Dataset items

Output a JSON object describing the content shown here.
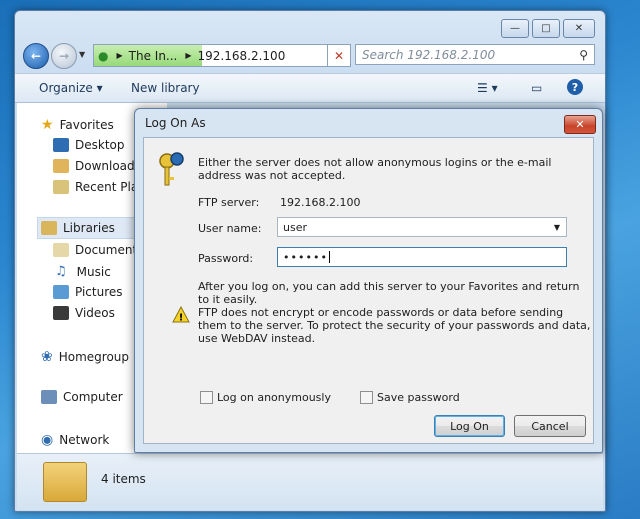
{
  "explorer": {
    "address": {
      "segment1": "The In...",
      "segment2": "192.168.2.100"
    },
    "search_placeholder": "Search 192.168.2.100",
    "toolbar": {
      "organize": "Organize",
      "new_library": "New library"
    },
    "nav": {
      "favorites": "Favorites",
      "desktop": "Desktop",
      "downloads": "Downloads",
      "recent_places": "Recent Plac",
      "libraries": "Libraries",
      "documents": "Documents",
      "music": "Music",
      "pictures": "Pictures",
      "videos": "Videos",
      "homegroup": "Homegroup",
      "computer": "Computer",
      "network": "Network"
    },
    "details": {
      "item_count": "4 items"
    }
  },
  "dialog": {
    "title": "Log On As",
    "message": "Either the server does not allow anonymous logins or the e-mail address was not accepted.",
    "ftp_server_label": "FTP server:",
    "ftp_server_value": "192.168.2.100",
    "username_label": "User name:",
    "username_value": "user",
    "password_label": "Password:",
    "password_value": "••••••",
    "info_text": "After you log on, you can add this server to your Favorites and return to it easily.",
    "warning_text": "FTP does not encrypt or encode passwords or data before sending them to the server.  To protect the security of your passwords and data, use WebDAV instead.",
    "anonymous_label": "Log on anonymously",
    "save_password_label": "Save password",
    "log_on_button": "Log On",
    "cancel_button": "Cancel"
  }
}
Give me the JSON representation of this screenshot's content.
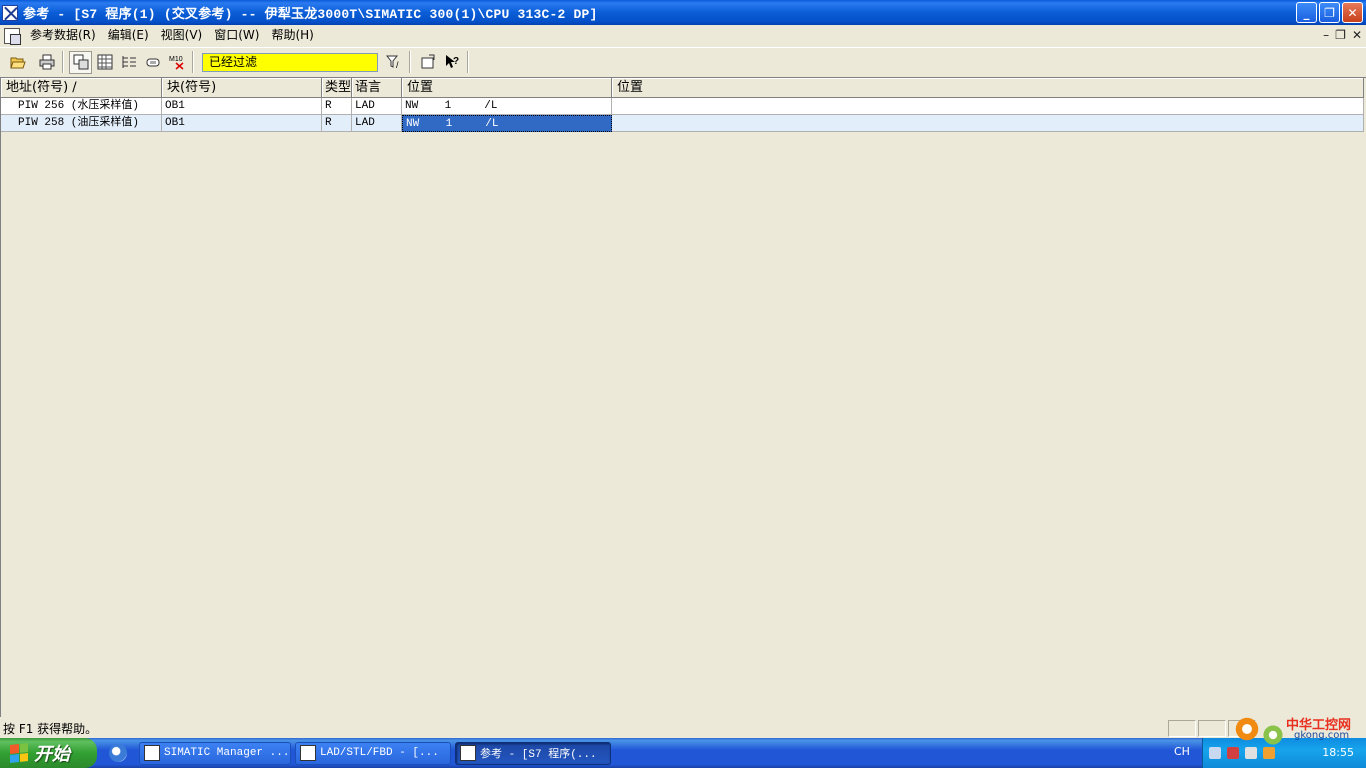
{
  "window": {
    "title": "参考 - [S7 程序(1) (交叉参考) -- 伊犁玉龙3000T\\SIMATIC 300(1)\\CPU 313C-2 DP]",
    "minimize": "_",
    "restore": "❐",
    "close": "✕"
  },
  "menu": {
    "items": [
      "参考数据(R)",
      "编辑(E)",
      "视图(V)",
      "窗口(W)",
      "帮助(H)"
    ],
    "mdi_buttons": [
      "–",
      "❐",
      "✕"
    ]
  },
  "toolbar": {
    "filter_text": "已经过滤",
    "icons": [
      "open-icon",
      "print-icon",
      "cross-reference-icon",
      "assignment-icon",
      "program-structure-icon",
      "unused-symbols-icon",
      "m10-no-symbol-icon",
      "filter-icon",
      "go-to-location-icon",
      "context-help-icon"
    ]
  },
  "table": {
    "headers": [
      "地址(符号) ∕",
      "块(符号)",
      "类型",
      "语言",
      "位置",
      "位置"
    ],
    "rows": [
      [
        "PIW 256 (水压采样值)",
        "OB1",
        "R",
        "LAD",
        "NW    1     /L",
        ""
      ],
      [
        "PIW 258 (油压采样值)",
        "OB1",
        "R",
        "LAD",
        "NW    1     /L",
        ""
      ]
    ],
    "selected_cell": {
      "row": 1,
      "col": 4
    }
  },
  "status": {
    "text": "按 F1 获得帮助。"
  },
  "taskbar": {
    "start_label": "开始",
    "tasks": [
      "SIMATIC Manager ...",
      "LAD/STL/FBD  - [...",
      "参考 - [S7 程序(..."
    ],
    "active_task": 2,
    "language": "CH",
    "clock": "18:55"
  },
  "watermark": {
    "site": "中华工控网",
    "url": "gkong.com"
  },
  "colors": {
    "titlebar": "#0b5ed7",
    "filter_bg": "#ffff00",
    "selection": "#316ac5",
    "alt_row": "#e3eefb"
  }
}
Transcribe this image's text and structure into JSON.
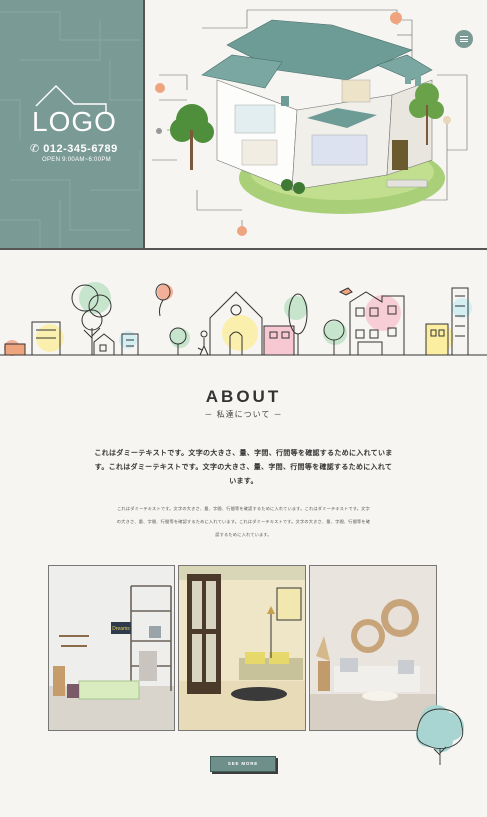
{
  "brand": {
    "logo_text": "LOGO",
    "phone": "012-345-6789",
    "hours": "OPEN 9:00AM~6:00PM"
  },
  "about": {
    "title": "ABOUT",
    "subtitle": "－ 私達について －",
    "lead": "これはダミーテキストです。文字の大きさ、量、字間、行間等を確認するために入れています。これはダミーテキストです。文字の大きさ、量、字間、行間等を確認するために入れています。",
    "body": "これはダミーテキストです。文字の大きさ、量、字間、行間等を確認するために入れています。これはダミーテキストです。文字の大きさ、量、字間、行間等を確認するために入れています。これはダミーテキストです。文字の大きさ、量、字間、行間等を確認するために入れています。"
  },
  "photos": [
    {
      "name": "interior-photo-1",
      "sign": "Dreams"
    },
    {
      "name": "interior-photo-2"
    },
    {
      "name": "interior-photo-3"
    }
  ],
  "cta": {
    "see_more": "SEE MORE"
  },
  "colors": {
    "brand": "#7a9a95",
    "accent_orange": "#eea47f",
    "background": "#f7f5f1"
  },
  "icons": [
    "phone-icon",
    "menu-icon",
    "house-icon"
  ]
}
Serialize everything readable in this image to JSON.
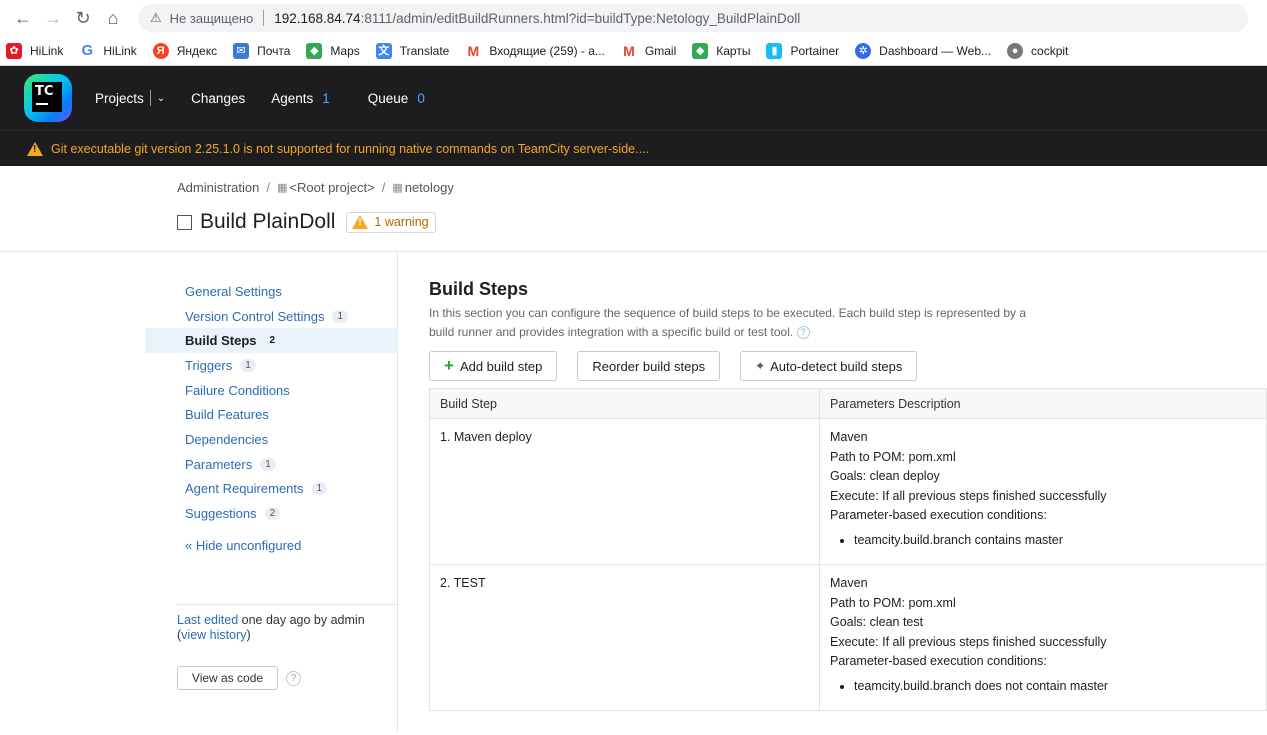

> DIRECTION
Without the pictures, write out the whole listing above exactly as it appears.

> SOLUTION FOR THIS PROBLEM
Output a JSON object describing the content shown here.
{
  "explorer": {
    "address": {
      "segment1": "The In...",
      "segment2": "192.168.2.100"
    },
    "search_placeholder": "Search 192.168.2.100",
    "toolbar": {
      "organize": "Organize",
      "new_library": "New library"
    },
    "nav": {
      "favorites": "Favorites",
      "desktop": "Desktop",
      "downloads": "Downloads",
      "recent_places": "Recent Plac",
      "libraries": "Libraries",
      "documents": "Documents",
      "music": "Music",
      "pictures": "Pictures",
      "videos": "Videos",
      "homegroup": "Homegroup",
      "computer": "Computer",
      "network": "Network"
    },
    "details": {
      "item_count": "4 items"
    }
  },
  "dialog": {
    "title": "Log On As",
    "message": "Either the server does not allow anonymous logins or the e-mail address was not accepted.",
    "ftp_server_label": "FTP server:",
    "ftp_server_value": "192.168.2.100",
    "username_label": "User name:",
    "username_value": "user",
    "password_label": "Password:",
    "password_value": "••••••",
    "info_text": "After you log on, you can add this server to your Favorites and return to it easily.",
    "warning_text": "FTP does not encrypt or encode passwords or data before sending them to the server.  To protect the security of your passwords and data, use WebDAV instead.",
    "anonymous_label": "Log on anonymously",
    "save_password_label": "Save password",
    "log_on_button": "Log On",
    "cancel_button": "Cancel"
  }
}
Give me the JSON representation of this screenshot's content.
{
  "window": {
    "title": "参考 - [S7 程序(1) (交叉参考) -- 伊犁玉龙3000T\\SIMATIC 300(1)\\CPU 313C-2 DP]",
    "minimize": "_",
    "restore": "❐",
    "close": "✕"
  },
  "menu": {
    "items": [
      "参考数据(R)",
      "编辑(E)",
      "视图(V)",
      "窗口(W)",
      "帮助(H)"
    ],
    "mdi_buttons": [
      "–",
      "❐",
      "✕"
    ]
  },
  "toolbar": {
    "filter_text": "已经过滤",
    "icons": [
      "open-icon",
      "print-icon",
      "cross-reference-icon",
      "assignment-icon",
      "program-structure-icon",
      "unused-symbols-icon",
      "m10-no-symbol-icon",
      "filter-icon",
      "go-to-location-icon",
      "context-help-icon"
    ]
  },
  "table": {
    "headers": [
      "地址(符号) ∕",
      "块(符号)",
      "类型",
      "语言",
      "位置",
      "位置"
    ],
    "rows": [
      [
        "PIW 256 (水压采样值)",
        "OB1",
        "R",
        "LAD",
        "NW    1     /L",
        ""
      ],
      [
        "PIW 258 (油压采样值)",
        "OB1",
        "R",
        "LAD",
        "NW    1     /L",
        ""
      ]
    ],
    "selected_cell": {
      "row": 1,
      "col": 4
    }
  },
  "status": {
    "text": "按 F1 获得帮助。"
  },
  "taskbar": {
    "start_label": "开始",
    "tasks": [
      "SIMATIC Manager ...",
      "LAD/STL/FBD  - [...",
      "参考 - [S7 程序(..."
    ],
    "active_task": 2,
    "language": "CH",
    "clock": "18:55"
  },
  "watermark": {
    "site": "中华工控网",
    "url": "gkong.com"
  },
  "colors": {
    "titlebar": "#0b5ed7",
    "filter_bg": "#ffff00",
    "selection": "#316ac5",
    "alt_row": "#e3eefb"
  }
}
Transcribe this image's text and structure into JSON.
{
  "brand": {
    "logo_text": "LOGO",
    "phone": "012-345-6789",
    "hours": "OPEN 9:00AM~6:00PM"
  },
  "about": {
    "title": "ABOUT",
    "subtitle": "－ 私達について －",
    "lead": "これはダミーテキストです。文字の大きさ、量、字間、行間等を確認するために入れています。これはダミーテキストです。文字の大きさ、量、字間、行間等を確認するために入れています。",
    "body": "これはダミーテキストです。文字の大きさ、量、字間、行間等を確認するために入れています。これはダミーテキストです。文字の大きさ、量、字間、行間等を確認するために入れています。これはダミーテキストです。文字の大きさ、量、字間、行間等を確認するために入れています。"
  },
  "photos": [
    {
      "name": "interior-photo-1",
      "sign": "Dreams"
    },
    {
      "name": "interior-photo-2"
    },
    {
      "name": "interior-photo-3"
    }
  ],
  "cta": {
    "see_more": "SEE MORE"
  },
  "colors": {
    "brand": "#7a9a95",
    "accent_orange": "#eea47f",
    "background": "#f7f5f1"
  },
  "icons": [
    "phone-icon",
    "menu-icon",
    "house-icon"
  ]
}
Serialize everything readable in this image to JSON.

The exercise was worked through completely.